**WRITTEN PROBLEM:** Look through the listing and locate every line containing the word "شرکت"; copy those lines.

**DATA EXTRACT:**
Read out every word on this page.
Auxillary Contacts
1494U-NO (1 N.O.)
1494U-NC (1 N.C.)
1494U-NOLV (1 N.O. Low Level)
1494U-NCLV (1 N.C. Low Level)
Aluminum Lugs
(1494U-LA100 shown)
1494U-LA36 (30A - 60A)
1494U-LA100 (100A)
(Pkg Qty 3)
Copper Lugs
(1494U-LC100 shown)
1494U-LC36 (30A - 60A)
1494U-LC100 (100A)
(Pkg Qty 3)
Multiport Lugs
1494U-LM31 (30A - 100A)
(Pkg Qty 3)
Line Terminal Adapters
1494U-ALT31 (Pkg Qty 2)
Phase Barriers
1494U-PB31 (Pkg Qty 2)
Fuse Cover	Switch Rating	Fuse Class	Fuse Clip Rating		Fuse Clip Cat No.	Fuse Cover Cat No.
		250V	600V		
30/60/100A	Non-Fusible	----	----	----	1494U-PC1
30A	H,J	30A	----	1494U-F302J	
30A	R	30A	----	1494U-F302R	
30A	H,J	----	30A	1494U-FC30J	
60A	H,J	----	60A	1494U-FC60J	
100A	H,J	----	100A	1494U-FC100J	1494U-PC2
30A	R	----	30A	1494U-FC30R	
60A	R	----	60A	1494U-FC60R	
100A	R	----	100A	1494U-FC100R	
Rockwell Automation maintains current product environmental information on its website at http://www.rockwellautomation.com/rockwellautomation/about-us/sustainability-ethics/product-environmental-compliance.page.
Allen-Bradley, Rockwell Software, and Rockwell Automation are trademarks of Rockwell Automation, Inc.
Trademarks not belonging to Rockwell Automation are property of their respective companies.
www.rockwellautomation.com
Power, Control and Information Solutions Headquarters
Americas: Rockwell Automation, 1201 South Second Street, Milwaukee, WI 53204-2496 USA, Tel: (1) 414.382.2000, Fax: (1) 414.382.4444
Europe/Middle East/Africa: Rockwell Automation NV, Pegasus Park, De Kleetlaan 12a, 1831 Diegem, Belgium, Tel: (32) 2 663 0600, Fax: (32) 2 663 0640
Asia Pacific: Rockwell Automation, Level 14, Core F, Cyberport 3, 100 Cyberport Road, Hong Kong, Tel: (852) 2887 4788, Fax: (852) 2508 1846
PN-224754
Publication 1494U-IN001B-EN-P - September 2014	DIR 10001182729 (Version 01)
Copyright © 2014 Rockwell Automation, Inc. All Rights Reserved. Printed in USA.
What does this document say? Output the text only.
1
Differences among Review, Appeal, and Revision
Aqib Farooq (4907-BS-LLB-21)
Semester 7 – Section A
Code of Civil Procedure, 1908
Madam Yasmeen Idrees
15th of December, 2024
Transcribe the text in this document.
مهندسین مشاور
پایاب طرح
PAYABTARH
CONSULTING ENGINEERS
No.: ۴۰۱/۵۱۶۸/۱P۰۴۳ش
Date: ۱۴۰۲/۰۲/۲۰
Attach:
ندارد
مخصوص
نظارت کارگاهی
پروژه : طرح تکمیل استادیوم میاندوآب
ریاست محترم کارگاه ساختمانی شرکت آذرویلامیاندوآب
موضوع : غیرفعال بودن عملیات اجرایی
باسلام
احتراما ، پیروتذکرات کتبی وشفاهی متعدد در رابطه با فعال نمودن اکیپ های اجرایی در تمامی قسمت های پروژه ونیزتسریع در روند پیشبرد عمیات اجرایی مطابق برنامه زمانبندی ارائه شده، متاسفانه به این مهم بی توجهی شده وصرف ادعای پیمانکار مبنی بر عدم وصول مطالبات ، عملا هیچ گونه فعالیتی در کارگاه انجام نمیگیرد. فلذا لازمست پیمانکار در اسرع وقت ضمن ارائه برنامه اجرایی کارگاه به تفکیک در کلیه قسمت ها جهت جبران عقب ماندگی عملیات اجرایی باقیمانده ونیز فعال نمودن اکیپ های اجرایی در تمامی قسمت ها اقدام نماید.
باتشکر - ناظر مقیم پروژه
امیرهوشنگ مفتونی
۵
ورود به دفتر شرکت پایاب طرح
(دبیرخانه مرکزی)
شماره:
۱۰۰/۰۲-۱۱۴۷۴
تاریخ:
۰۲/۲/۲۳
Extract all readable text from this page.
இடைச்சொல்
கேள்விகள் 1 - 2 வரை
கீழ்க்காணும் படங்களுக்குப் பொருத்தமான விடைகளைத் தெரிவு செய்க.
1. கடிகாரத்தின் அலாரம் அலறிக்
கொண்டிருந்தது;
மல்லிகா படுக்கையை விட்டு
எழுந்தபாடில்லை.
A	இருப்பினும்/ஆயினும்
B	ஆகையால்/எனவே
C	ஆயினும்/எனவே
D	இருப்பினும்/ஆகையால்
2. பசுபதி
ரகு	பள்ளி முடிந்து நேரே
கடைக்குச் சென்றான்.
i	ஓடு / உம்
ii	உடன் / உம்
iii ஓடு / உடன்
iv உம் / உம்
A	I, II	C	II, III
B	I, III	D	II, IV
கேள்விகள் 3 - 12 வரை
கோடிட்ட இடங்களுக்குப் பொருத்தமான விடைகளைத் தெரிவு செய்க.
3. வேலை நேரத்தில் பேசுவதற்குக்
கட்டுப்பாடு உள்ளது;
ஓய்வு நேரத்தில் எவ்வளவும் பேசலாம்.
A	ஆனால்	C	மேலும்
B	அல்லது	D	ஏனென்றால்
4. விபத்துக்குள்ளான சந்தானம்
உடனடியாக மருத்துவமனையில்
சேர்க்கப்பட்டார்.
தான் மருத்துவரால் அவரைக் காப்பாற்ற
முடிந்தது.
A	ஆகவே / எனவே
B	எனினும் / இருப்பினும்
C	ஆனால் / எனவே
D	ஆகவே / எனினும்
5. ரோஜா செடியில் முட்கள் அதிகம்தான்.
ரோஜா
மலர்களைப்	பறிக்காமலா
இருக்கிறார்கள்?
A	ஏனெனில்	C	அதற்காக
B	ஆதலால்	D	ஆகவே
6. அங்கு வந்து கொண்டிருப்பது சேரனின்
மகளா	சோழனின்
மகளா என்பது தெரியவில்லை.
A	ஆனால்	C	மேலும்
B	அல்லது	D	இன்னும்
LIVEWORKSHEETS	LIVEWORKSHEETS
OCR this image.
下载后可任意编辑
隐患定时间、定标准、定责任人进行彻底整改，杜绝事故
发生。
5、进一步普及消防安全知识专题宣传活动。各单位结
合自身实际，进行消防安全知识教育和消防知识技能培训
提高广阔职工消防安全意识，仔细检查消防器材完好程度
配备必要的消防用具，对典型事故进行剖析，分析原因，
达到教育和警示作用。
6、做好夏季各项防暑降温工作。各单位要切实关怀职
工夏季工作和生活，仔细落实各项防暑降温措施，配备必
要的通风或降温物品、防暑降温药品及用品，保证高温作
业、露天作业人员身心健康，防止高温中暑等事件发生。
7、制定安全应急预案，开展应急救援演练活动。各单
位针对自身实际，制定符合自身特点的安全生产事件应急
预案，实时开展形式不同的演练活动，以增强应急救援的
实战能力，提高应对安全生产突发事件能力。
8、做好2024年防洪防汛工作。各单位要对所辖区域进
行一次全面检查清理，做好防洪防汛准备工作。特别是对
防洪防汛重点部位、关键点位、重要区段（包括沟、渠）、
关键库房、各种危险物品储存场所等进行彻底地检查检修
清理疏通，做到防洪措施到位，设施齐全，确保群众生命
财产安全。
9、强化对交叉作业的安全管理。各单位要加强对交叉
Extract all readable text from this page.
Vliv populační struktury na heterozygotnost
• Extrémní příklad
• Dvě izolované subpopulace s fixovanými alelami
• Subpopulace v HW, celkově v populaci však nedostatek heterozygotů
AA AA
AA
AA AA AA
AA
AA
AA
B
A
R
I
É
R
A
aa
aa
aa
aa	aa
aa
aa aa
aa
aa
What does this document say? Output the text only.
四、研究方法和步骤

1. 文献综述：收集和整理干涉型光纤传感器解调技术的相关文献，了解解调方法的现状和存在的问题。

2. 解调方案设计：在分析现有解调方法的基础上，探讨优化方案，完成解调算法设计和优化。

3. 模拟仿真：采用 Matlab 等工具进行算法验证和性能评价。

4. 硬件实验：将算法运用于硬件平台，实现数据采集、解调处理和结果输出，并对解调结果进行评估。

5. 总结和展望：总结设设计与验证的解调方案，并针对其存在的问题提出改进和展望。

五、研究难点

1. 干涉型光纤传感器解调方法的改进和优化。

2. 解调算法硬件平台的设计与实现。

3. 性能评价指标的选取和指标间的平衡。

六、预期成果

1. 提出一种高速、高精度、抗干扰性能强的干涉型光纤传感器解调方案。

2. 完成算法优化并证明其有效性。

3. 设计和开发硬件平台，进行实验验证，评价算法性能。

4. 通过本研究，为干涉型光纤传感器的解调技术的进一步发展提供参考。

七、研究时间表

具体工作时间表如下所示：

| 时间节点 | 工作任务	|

**WRITTEN ANSWER:**
ریاست محترم کارگاه ساختمانی شرکت آذرویلامیاندوآب
ورود به دفتر شرکت پایاب طرح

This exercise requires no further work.